Extract the data exactly, missing nothing.

| Input data |
▬▬▬
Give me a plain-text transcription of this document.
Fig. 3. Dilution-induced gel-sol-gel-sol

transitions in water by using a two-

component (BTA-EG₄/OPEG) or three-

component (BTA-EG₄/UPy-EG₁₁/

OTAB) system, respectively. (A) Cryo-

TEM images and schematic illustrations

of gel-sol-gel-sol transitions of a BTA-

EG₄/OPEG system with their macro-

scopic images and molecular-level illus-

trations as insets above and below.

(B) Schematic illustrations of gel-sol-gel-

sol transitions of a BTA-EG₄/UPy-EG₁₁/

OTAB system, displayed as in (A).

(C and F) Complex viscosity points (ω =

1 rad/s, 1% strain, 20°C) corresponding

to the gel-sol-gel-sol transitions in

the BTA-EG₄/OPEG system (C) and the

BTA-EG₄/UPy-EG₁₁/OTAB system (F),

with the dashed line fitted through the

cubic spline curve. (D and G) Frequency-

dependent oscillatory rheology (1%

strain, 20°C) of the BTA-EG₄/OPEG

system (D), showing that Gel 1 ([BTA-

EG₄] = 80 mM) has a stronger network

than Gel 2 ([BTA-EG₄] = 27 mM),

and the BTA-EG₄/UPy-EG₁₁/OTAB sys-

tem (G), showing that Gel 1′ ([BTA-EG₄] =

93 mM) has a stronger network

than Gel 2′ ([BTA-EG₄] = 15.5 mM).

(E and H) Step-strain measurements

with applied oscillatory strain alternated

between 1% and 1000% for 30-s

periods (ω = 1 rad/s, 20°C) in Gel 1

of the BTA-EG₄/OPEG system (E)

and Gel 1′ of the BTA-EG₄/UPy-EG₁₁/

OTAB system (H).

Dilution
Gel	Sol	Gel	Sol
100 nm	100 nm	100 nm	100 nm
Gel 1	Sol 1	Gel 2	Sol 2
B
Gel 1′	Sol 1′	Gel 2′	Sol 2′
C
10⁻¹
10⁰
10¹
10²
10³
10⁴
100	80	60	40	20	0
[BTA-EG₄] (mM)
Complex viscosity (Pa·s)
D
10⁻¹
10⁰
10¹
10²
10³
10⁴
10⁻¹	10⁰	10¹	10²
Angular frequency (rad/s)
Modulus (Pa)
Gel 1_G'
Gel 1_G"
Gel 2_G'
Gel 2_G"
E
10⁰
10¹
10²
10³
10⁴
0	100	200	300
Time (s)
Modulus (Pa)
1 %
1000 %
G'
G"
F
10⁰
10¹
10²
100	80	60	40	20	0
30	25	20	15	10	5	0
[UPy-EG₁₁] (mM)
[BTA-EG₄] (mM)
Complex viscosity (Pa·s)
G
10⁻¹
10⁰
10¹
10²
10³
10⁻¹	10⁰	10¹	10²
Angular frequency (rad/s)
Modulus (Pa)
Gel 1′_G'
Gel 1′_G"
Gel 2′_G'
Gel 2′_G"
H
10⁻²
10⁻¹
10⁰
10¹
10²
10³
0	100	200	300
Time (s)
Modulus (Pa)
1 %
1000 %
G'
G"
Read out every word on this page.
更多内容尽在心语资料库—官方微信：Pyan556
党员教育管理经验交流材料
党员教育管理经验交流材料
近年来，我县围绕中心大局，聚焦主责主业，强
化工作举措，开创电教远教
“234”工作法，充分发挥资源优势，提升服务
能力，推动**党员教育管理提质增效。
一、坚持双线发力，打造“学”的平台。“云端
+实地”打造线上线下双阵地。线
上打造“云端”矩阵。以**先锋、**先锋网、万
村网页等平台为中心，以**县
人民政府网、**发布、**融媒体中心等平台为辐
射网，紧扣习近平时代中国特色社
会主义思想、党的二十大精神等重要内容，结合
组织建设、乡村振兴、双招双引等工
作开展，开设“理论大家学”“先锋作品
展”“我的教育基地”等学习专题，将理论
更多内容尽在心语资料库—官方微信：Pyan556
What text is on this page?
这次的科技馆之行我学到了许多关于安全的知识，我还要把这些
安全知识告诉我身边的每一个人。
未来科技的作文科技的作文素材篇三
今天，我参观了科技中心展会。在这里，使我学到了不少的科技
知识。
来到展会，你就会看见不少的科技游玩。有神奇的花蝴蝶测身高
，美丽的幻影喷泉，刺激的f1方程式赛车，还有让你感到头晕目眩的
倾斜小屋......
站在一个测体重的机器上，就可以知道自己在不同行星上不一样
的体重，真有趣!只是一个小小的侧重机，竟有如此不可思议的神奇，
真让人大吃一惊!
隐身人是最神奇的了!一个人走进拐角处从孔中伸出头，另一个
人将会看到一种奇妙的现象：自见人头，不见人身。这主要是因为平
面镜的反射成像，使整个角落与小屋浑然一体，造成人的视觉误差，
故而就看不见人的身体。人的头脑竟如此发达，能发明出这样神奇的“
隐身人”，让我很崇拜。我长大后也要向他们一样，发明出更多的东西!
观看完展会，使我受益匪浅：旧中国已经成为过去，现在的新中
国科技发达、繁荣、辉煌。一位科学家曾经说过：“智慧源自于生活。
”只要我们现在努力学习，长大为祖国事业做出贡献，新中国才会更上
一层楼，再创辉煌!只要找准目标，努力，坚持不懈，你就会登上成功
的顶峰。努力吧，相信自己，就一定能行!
▬▬▬
| Exercise answer |
Give me a plain-text transcription of this document.
Fig. 3. Dilution-induced gel-sol-gel-sol

transitions in water by using a two-

component (BTA-EG₄/OPEG) or three-

component (BTA-EG₄/UPy-EG₁₁/

OTAB) system, respectively. (A) Cryo-

TEM images and schematic illustrations

of gel-sol-gel-sol transitions of a BTA-

EG₄/OPEG system with their macro-

scopic images and molecular-level illus-

trations as insets above and below.

(B) Schematic illustrations of gel-sol-gel-

sol transitions of a BTA-EG₄/UPy-EG₁₁/

OTAB system, displayed as in (A).

(C and F) Complex viscosity points (ω =

1 rad/s, 1% strain, 20°C) corresponding

to the gel-sol-gel-sol transitions in

the BTA-EG₄/OPEG system (C) and the

BTA-EG₄/UPy-EG₁₁/OTAB system (F),

with the dashed line fitted through the

cubic spline curve. (D and G) Frequency-

dependent oscillatory rheology (1%

strain, 20°C) of the BTA-EG₄/OPEG

system (D), showing that Gel 1 ([BTA-

EG₄] = 80 mM) has a stronger network

than Gel 2 ([BTA-EG₄] = 27 mM),

and the BTA-EG₄/UPy-EG₁₁/OTAB sys-

tem (G), showing that Gel 1′ ([BTA-EG₄] =

93 mM) has a stronger network

than Gel 2′ ([BTA-EG₄] = 15.5 mM).

(E and H) Step-strain measurements

with applied oscillatory strain alternated

between 1% and 1000% for 30-s

periods (ω = 1 rad/s, 20°C) in Gel 1

of the BTA-EG₄/OPEG system (E)

and Gel 1′ of the BTA-EG₄/UPy-EG₁₁/

OTAB system (H).

Dilution
Gel	Sol	Gel	Sol
100 nm	100 nm	100 nm	100 nm
Gel 1	Sol 1	Gel 2	Sol 2
B
Gel 1′	Sol 1′	Gel 2′	Sol 2′
C
10⁻¹
10⁰
10¹
10²
10³
10⁴
100	80	60	40	20	0
[BTA-EG₄] (mM)
Complex viscosity (Pa·s)
D
10⁻¹
10⁰
10¹
10²
10³
10⁴
10⁻¹	10⁰	10¹	10²
Angular frequency (rad/s)
Modulus (Pa)
Gel 1_G'
Gel 1_G"
Gel 2_G'
Gel 2_G"
E
10⁰
10¹
10²
10³
10⁴
0	100	200	300
Time (s)
Modulus (Pa)
1 %
1000 %
G'
G"
F
10⁰
10¹
10²
100	80	60	40	20	0
30	25	20	15	10	5	0
[UPy-EG₁₁] (mM)
[BTA-EG₄] (mM)
Complex viscosity (Pa·s)
G
10⁻¹
10⁰
10¹
10²
10³
10⁻¹	10⁰	10¹	10²
Angular frequency (rad/s)
Modulus (Pa)
Gel 1′_G'
Gel 1′_G"
Gel 2′_G'
Gel 2′_G"
H
10⁻²
10⁻¹
10⁰
10¹
10²
10³
0	100	200	300
Time (s)
Modulus (Pa)
1 %
1000 %
G'
G"
Read out every word on this page.
更多内容尽在心语资料库—官方微信：Pyan556
党员教育管理经验交流材料
党员教育管理经验交流材料
近年来，我县围绕中心大局，聚焦主责主业，强
化工作举措，开创电教远教
“234”工作法，充分发挥资源优势，提升服务
能力，推动**党员教育管理提质增效。
一、坚持双线发力，打造“学”的平台。“云端
+实地”打造线上线下双阵地。线
上打造“云端”矩阵。以**先锋、**先锋网、万
村网页等平台为中心，以**县
人民政府网、**发布、**融媒体中心等平台为辐
射网，紧扣习近平时代中国特色社
会主义思想、党的二十大精神等重要内容，结合
组织建设、乡村振兴、双招双引等工
作开展，开设“理论大家学”“先锋作品
展”“我的教育基地”等学习专题，将理论
更多内容尽在心语资料库—官方微信：Pyan556
What text is on this page?
这次的科技馆之行我学到了许多关于安全的知识，我还要把这些
安全知识告诉我身边的每一个人。
未来科技的作文科技的作文素材篇三
今天，我参观了科技中心展会。在这里，使我学到了不少的科技
知识。
来到展会，你就会看见不少的科技游玩。有神奇的花蝴蝶测身高
，美丽的幻影喷泉，刺激的f1方程式赛车，还有让你感到头晕目眩的
倾斜小屋......
站在一个测体重的机器上，就可以知道自己在不同行星上不一样
的体重，真有趣!只是一个小小的侧重机，竟有如此不可思议的神奇，
真让人大吃一惊!
隐身人是最神奇的了!一个人走进拐角处从孔中伸出头，另一个
人将会看到一种奇妙的现象：自见人头，不见人身。这主要是因为平
面镜的反射成像，使整个角落与小屋浑然一体，造成人的视觉误差，
故而就看不见人的身体。人的头脑竟如此发达，能发明出这样神奇的“
隐身人”，让我很崇拜。我长大后也要向他们一样，发明出更多的东西!
观看完展会，使我受益匪浅：旧中国已经成为过去，现在的新中
国科技发达、繁荣、辉煌。一位科学家曾经说过：“智慧源自于生活。
”只要我们现在努力学习，长大为祖国事业做出贡献，新中国才会更上
一层楼，再创辉煌!只要找准目标，努力，坚持不懈，你就会登上成功
的顶峰。努力吧，相信自己，就一定能行!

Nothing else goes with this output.